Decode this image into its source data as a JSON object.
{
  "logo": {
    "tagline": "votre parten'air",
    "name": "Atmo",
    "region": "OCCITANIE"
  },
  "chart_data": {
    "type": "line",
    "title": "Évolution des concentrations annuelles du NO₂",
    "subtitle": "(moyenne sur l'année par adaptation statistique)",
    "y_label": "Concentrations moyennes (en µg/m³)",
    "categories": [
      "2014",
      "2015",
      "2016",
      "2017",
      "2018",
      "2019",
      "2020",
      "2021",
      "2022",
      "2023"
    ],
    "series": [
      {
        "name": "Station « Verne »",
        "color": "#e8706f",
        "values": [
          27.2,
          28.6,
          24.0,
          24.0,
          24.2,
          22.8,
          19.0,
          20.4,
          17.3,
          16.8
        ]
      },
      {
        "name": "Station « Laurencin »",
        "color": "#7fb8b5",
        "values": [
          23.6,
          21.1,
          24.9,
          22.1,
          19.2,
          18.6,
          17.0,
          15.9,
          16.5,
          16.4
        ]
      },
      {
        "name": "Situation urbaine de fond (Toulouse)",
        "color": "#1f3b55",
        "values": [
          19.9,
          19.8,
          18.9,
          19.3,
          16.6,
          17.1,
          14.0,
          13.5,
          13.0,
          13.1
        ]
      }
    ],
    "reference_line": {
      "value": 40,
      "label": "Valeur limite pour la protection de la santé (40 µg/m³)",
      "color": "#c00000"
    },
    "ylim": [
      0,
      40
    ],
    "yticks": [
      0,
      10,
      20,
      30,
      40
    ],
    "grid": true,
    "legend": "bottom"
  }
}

....................

- [The request]: Pull out every line above that holds the word "Station".

- [Task answer]:
        "name": "Station « Verne »",
        "name": "Station « Laurencin »",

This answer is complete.